_Raw records_
......

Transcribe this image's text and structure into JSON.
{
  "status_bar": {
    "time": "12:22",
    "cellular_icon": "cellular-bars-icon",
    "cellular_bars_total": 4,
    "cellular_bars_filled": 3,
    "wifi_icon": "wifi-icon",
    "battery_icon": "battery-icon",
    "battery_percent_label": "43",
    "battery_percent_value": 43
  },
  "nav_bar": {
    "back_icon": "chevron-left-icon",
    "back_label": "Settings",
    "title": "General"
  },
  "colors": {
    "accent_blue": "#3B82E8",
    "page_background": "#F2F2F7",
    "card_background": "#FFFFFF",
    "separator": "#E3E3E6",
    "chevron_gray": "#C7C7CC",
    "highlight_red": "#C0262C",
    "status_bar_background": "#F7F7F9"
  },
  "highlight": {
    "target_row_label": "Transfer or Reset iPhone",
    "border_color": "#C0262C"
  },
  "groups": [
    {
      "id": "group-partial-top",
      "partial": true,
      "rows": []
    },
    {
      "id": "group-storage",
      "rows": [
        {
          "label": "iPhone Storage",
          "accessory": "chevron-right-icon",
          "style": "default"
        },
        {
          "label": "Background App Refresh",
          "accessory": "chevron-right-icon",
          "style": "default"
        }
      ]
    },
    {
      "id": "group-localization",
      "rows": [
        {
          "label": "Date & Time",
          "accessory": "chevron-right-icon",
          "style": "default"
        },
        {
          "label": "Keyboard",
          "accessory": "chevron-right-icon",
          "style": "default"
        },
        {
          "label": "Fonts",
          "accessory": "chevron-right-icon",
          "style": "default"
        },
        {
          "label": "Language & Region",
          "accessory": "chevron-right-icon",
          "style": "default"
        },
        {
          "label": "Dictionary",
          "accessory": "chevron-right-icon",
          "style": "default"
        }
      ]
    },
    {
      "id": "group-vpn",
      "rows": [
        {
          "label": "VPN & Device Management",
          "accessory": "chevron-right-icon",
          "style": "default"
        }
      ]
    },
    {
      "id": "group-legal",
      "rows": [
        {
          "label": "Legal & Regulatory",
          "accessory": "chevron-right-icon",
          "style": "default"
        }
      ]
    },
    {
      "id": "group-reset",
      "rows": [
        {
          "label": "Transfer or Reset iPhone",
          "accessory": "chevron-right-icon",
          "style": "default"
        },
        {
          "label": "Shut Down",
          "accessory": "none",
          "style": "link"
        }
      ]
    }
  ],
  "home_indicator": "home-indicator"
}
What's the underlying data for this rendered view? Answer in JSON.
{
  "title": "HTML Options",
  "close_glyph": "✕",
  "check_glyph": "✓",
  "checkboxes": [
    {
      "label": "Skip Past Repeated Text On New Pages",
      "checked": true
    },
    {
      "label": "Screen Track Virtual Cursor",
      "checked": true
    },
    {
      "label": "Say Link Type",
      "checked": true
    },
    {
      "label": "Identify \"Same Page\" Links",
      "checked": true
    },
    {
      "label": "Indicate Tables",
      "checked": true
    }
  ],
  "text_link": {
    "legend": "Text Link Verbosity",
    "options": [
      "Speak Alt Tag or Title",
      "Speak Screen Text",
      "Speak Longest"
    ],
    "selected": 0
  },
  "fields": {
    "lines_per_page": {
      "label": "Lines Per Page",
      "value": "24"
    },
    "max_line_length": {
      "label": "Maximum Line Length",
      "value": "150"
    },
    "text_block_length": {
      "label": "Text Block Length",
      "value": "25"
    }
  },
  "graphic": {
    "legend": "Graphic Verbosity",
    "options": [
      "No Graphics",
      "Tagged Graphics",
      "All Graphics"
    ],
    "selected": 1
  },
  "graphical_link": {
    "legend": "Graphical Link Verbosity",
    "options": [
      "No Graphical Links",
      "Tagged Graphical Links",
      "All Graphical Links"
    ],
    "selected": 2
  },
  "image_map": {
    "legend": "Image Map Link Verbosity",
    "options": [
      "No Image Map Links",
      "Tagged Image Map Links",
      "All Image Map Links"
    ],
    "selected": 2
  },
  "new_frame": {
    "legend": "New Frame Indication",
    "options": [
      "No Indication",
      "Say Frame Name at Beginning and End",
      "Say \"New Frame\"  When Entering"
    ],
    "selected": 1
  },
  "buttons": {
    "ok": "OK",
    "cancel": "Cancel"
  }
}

......

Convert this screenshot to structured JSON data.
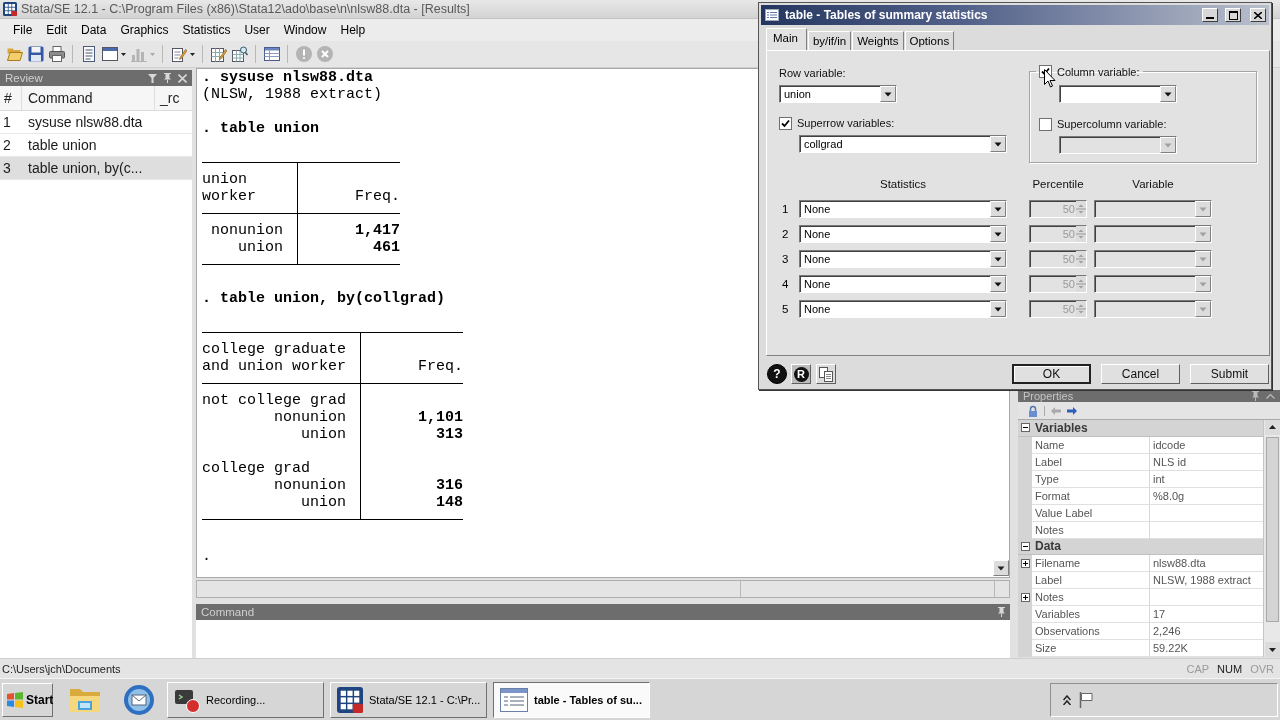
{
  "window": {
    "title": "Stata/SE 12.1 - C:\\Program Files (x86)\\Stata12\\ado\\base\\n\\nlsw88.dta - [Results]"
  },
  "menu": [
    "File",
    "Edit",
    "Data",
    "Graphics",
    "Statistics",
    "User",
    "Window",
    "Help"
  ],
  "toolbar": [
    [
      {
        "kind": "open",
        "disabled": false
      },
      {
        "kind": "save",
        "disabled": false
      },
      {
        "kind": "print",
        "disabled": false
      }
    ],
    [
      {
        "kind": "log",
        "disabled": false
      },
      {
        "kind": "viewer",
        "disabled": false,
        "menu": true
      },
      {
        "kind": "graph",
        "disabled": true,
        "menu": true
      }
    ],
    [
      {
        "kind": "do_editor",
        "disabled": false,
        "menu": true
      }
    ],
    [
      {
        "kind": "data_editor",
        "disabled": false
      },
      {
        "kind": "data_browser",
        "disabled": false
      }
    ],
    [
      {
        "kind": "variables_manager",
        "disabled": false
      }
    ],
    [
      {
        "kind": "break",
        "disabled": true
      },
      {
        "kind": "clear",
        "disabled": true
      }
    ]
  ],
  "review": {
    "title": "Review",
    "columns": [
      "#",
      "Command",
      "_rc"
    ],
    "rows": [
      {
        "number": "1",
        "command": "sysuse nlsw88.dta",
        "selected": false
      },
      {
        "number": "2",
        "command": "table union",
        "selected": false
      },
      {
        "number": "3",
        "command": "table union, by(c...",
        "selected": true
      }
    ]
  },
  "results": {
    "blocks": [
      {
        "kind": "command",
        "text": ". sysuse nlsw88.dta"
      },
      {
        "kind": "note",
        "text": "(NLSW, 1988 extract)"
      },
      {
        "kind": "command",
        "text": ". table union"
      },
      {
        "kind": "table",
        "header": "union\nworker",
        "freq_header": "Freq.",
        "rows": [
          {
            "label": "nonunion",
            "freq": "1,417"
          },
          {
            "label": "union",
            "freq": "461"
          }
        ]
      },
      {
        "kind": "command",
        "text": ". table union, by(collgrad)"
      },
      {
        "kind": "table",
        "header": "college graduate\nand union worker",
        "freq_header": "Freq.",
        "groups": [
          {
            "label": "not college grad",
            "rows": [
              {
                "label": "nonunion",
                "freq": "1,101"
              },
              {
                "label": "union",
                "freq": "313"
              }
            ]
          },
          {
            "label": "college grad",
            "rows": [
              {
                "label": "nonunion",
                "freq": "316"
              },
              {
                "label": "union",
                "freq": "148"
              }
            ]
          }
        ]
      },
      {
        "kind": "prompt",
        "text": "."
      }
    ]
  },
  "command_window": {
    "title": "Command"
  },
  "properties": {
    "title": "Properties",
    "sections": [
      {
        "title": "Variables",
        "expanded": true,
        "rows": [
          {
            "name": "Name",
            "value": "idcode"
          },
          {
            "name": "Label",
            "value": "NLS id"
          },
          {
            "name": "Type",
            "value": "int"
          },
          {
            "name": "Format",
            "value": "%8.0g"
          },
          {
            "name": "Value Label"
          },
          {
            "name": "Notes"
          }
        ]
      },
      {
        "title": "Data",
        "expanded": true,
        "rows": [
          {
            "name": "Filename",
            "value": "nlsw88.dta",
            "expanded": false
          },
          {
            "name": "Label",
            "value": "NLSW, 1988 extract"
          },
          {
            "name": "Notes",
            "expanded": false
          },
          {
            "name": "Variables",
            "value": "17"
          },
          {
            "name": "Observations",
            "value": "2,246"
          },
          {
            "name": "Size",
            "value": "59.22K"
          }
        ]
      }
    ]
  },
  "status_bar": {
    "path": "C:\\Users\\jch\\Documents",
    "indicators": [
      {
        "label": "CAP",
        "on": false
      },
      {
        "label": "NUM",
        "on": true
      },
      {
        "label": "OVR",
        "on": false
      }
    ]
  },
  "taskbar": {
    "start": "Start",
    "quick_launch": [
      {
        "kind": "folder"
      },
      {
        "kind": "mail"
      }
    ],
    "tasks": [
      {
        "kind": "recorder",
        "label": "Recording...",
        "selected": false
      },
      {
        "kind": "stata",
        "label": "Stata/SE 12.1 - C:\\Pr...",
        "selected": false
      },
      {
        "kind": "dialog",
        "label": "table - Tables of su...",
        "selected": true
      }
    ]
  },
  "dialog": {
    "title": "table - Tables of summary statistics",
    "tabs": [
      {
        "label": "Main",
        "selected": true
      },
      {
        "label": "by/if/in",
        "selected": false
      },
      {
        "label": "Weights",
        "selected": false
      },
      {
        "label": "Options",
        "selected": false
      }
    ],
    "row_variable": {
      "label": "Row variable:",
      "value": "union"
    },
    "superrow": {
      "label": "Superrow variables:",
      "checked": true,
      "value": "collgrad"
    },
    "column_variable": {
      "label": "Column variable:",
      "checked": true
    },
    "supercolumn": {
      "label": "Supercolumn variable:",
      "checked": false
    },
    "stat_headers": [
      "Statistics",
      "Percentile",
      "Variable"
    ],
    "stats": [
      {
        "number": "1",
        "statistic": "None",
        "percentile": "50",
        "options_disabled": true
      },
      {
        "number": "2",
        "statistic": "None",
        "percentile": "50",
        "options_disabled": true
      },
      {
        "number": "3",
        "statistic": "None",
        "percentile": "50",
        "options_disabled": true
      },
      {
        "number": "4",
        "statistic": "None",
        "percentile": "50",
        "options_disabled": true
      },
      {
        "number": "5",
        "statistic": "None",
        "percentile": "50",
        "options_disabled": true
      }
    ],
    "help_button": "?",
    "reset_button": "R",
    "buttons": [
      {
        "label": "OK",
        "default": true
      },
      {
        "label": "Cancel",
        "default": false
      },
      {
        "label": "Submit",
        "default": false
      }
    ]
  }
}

......

_Instructions to follow_
Copy out every line in the entries above that holds "extract".

_Solution for this exercise_
        "text": "(NLSW, 1988 extract)"
            "value": "NLSW, 1988 extract"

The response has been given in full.